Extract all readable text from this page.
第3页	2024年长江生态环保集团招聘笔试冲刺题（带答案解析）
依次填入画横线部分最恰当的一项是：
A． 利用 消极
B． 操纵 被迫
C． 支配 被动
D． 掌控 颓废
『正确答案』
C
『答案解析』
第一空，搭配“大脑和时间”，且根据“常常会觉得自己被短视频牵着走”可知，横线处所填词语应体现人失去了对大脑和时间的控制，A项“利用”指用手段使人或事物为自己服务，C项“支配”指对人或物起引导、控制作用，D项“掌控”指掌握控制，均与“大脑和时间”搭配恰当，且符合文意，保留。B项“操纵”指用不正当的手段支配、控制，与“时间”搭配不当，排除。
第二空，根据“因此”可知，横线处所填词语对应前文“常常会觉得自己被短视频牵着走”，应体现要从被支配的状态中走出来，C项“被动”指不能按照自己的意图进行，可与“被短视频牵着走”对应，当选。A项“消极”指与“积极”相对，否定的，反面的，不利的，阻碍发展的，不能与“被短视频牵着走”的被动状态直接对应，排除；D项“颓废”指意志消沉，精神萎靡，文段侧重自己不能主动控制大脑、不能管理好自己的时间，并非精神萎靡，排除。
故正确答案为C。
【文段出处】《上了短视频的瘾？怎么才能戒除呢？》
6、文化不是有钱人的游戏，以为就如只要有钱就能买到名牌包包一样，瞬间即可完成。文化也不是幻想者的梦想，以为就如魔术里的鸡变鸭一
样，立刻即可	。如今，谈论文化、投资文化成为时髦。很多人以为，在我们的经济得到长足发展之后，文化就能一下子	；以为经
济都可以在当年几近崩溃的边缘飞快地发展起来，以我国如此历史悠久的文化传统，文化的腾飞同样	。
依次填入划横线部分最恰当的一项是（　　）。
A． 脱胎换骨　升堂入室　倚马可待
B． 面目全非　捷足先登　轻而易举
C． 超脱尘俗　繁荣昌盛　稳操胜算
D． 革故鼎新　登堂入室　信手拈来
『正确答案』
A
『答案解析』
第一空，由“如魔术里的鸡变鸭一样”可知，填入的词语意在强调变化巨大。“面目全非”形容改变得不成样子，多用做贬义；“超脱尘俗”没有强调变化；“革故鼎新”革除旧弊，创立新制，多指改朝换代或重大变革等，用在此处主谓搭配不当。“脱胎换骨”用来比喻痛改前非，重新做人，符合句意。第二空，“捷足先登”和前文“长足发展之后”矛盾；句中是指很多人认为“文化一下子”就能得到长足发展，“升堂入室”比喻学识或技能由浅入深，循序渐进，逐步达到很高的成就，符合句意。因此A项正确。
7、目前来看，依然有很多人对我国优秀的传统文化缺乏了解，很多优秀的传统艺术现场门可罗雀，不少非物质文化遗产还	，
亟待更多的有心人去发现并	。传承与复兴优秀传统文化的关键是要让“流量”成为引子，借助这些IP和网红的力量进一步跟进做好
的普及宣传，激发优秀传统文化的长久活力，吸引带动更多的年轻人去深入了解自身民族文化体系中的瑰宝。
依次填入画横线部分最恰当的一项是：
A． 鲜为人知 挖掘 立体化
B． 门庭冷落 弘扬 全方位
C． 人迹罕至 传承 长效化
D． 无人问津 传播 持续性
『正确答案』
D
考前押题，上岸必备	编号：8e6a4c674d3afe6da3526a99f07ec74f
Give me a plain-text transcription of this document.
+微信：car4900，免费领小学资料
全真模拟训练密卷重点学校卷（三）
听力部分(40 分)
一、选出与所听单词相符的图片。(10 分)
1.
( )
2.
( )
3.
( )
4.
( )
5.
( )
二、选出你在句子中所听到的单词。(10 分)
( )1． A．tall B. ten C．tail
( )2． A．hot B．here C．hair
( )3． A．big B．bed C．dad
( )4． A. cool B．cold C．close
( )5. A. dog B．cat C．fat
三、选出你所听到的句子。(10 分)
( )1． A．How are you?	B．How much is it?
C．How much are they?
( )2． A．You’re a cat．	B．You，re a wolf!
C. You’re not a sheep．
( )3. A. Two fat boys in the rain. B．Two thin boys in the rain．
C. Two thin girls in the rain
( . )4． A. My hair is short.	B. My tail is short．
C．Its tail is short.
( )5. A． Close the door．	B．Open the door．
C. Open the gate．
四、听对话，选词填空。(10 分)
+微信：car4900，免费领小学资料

***

Only the number is wanted: count the lines of the records that hold the word "short".

2